**PROBLEM TO WORK ON**
Give the number of lines that include the word "yoshi", and nothing else.

**MATERIAL PROVIDED**
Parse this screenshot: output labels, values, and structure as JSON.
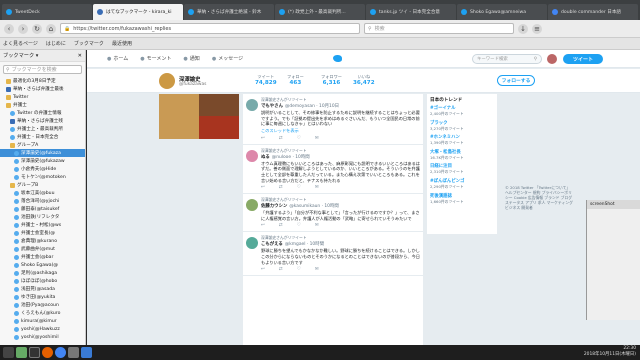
{
  "os_tabs": [
    {
      "label": "TweetDeck",
      "color": "#1da1f2"
    },
    {
      "label": "はてなブックマーク - kirara_ki",
      "color": "#3a6db5"
    },
    {
      "label": "華納・さらば弁護士絶滅 - 鈴木",
      "color": "#1da1f2"
    },
    {
      "label": "(*) 政党上外・最高裁判所... ",
      "color": "#1da1f2"
    },
    {
      "label": "tanks.jp ツイ - 日本完全合意",
      "color": "#1da1f2"
    },
    {
      "label": "Shoko Egawa@amneiwa",
      "color": "#1da1f2"
    },
    {
      "label": "double commander 日本語",
      "color": "#4285f4"
    }
  ],
  "window_title": "深澤諭史(@fukazawas0Iu4) | Twitterから投稿のタイムライン - Mozilla Firefox",
  "url": "https://twitter.com/fukazawashi_replies",
  "search_placeholder": "検索",
  "bookmarks_bar": [
    "よく見るページ",
    "はじめに",
    "ブックマーク",
    "最近使用"
  ],
  "sidebar": {
    "title": "ブックマーク ▾",
    "search_placeholder": "ブックマークを検索",
    "items": [
      {
        "label": "最適化の3月8日予定",
        "icon": "folder",
        "selected": false,
        "indent": 1
      },
      {
        "label": "華納・さらば弁護士最後",
        "icon": "hatena",
        "selected": false,
        "indent": 1
      },
      {
        "label": "Twitter",
        "icon": "folder",
        "selected": false,
        "indent": 1
      },
      {
        "label": "弁護士",
        "icon": "folder",
        "selected": false,
        "indent": 1
      },
      {
        "label": "Twitter の弁護士情報",
        "icon": "bird",
        "selected": false,
        "indent": 2
      },
      {
        "label": "華納・さらば弁護士残",
        "icon": "hatena",
        "selected": false,
        "indent": 2
      },
      {
        "label": "弁護士上・最高裁判所",
        "icon": "bird",
        "selected": false,
        "indent": 2
      },
      {
        "label": "弁護士 - 日本完全合",
        "icon": "bird",
        "selected": false,
        "indent": 2
      },
      {
        "label": "グループA",
        "icon": "folder",
        "selected": false,
        "indent": 2
      },
      {
        "label": "深澤諭史(@fukaza",
        "icon": "bird",
        "selected": true,
        "indent": 3
      },
      {
        "label": "深澤諭史(@fukazaw",
        "icon": "bird",
        "selected": false,
        "indent": 3
      },
      {
        "label": "小倉秀夫(@Hide",
        "icon": "bird",
        "selected": false,
        "indent": 3
      },
      {
        "label": "モトケン(@motoken",
        "icon": "bird",
        "selected": false,
        "indent": 3
      },
      {
        "label": "グループB",
        "icon": "folder",
        "selected": false,
        "indent": 2
      },
      {
        "label": "坂本江美(@buu",
        "icon": "bird",
        "selected": false,
        "indent": 3
      },
      {
        "label": "落合洋司(@yjochi",
        "icon": "bird",
        "selected": false,
        "indent": 3
      },
      {
        "label": "藤田泰(@taisukef",
        "icon": "bird",
        "selected": false,
        "indent": 3
      },
      {
        "label": "池田鉄(リフレクタ",
        "icon": "bird",
        "selected": false,
        "indent": 3
      },
      {
        "label": "弁護士・村松(@ws",
        "icon": "bird",
        "selected": false,
        "indent": 3
      },
      {
        "label": "弁護士会室長(@",
        "icon": "bird",
        "selected": false,
        "indent": 3
      },
      {
        "label": "倉典理(@kurano",
        "icon": "bird",
        "selected": false,
        "indent": 3
      },
      {
        "label": "武藤曲弁(@mut",
        "icon": "bird",
        "selected": false,
        "indent": 3
      },
      {
        "label": "弁護士会(@bar",
        "icon": "bird",
        "selected": false,
        "indent": 3
      },
      {
        "label": "Shoko Egawa(@",
        "icon": "bird",
        "selected": false,
        "indent": 3
      },
      {
        "label": "足利(@ashikaga",
        "icon": "bird",
        "selected": false,
        "indent": 3
      },
      {
        "label": "ほぼほぼ(@hobo",
        "icon": "bird",
        "selected": false,
        "indent": 3
      },
      {
        "label": "浅田晃(@asada",
        "icon": "bird",
        "selected": false,
        "indent": 3
      },
      {
        "label": "ゆき田(@yukita",
        "icon": "bird",
        "selected": false,
        "indent": 3
      },
      {
        "label": "池田(Pya@acoun",
        "icon": "bird",
        "selected": false,
        "indent": 3
      },
      {
        "label": "くろえもん(@kuro",
        "icon": "bird",
        "selected": false,
        "indent": 3
      },
      {
        "label": "kimura(@kimur",
        "icon": "bird",
        "selected": false,
        "indent": 3
      },
      {
        "label": "yoshi(@Hawkuzz",
        "icon": "bird",
        "selected": false,
        "indent": 3
      },
      {
        "label": "yoshi(@yoshimil",
        "icon": "bird",
        "selected": false,
        "indent": 3
      }
    ]
  },
  "twitter": {
    "nav": [
      "ホーム",
      "モーメント",
      "通知",
      "メッセージ"
    ],
    "search_placeholder": "キーワード検索",
    "tweet_button": "ツイート",
    "profile": {
      "name": "深澤諭史",
      "handle": "@fukazawas",
      "stats": [
        {
          "label": "ツイート",
          "value": "74,829"
        },
        {
          "label": "フォロー",
          "value": "463"
        },
        {
          "label": "フォロワー",
          "value": "6,316"
        },
        {
          "label": "いいね",
          "value": "36,472"
        }
      ],
      "follow_button": "フォローする"
    },
    "tweets": [
      {
        "context": "深澤諭史さんがリツイート",
        "name": "でもやさん",
        "handle": "@demoyasan · 10月10日",
        "text": "説明がいることして、その修事を防止するために説明を継続することはちょっと必要ですよう。でも「証拠の提出先を求めはめるぐさいんだ、もういつ全国民の日常の前に事に毎週にしなきゃ」とはいわない",
        "link": "このスレッドを表示",
        "avatar_color": "#7aa"
      },
      {
        "context": "深澤諭史さんがリツイート",
        "name": "ぬる",
        "handle": "@nulooe · 10時間",
        "text": "オウム真理教にもいいところはあった、麻原彰晃にも説明できるいいところはあるはずだ。善の側面で理解しようとしているのか、いいところがある。そういうのを弁護士として全部を尊重した人だっている。また心構え次第でいいところもある。これを言い始める言い方だと、テナスも持たれる",
        "link": "",
        "avatar_color": "#d8a"
      },
      {
        "context": "深澤諭史さんがリツイート",
        "name": "佐藤カウシン",
        "handle": "@kasumikaun · 10時間",
        "text": "「弁護するよう」「自分が不利な事として」「言ったが行けるのですか？」って、まさに人権感覚の言い方。弁護人が人権活動の「武略」に寄せられていそうみたいで",
        "link": "",
        "avatar_color": "#8a6"
      },
      {
        "context": "深澤諭史さんがリツイート",
        "name": "こもがえる",
        "handle": "@kmgael · 10時間",
        "text": "野球に勝ちを望んでもかなかなか難しい。野球に勝ちを続けることはできる。しかしこの分からにならないものとそのうかになるとのことはできないのが普段から、今日もよりいる言い方です",
        "link": "",
        "avatar_color": "#5a9"
      }
    ],
    "trends_head": "日本のトレンド",
    "trends": [
      {
        "name": "#ゴーイナル",
        "count": "2,400件のツイート"
      },
      {
        "name": "ブラック",
        "count": "3,270件のツイート"
      },
      {
        "name": "#ホンネミハン",
        "count": "1,390件のツイート"
      },
      {
        "name": "大塚・松島社長",
        "count": "16.7K件のツイート"
      },
      {
        "name": "日経に注目",
        "count": "2,310件のツイート"
      },
      {
        "name": "#ぼんぼんピンゴ",
        "count": "2,290件のツイート"
      },
      {
        "name": "死後漢語誌",
        "count": "1,660件のツイート"
      }
    ],
    "footer": "© 2018 Twitter 「Twitterについて」 ヘルプセンター 規約 プライバシーポリシー Cookie 広告情報 ブランド ブログ ステータス アプリ 求人 マーケティング ビジネス 開発者"
  },
  "side_window": {
    "title": "screenShot"
  },
  "clock": {
    "time": "22:30",
    "date": "2018年10月11日(木曜日)"
  }
}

**RESPONSE TO THE EXERCISE**
2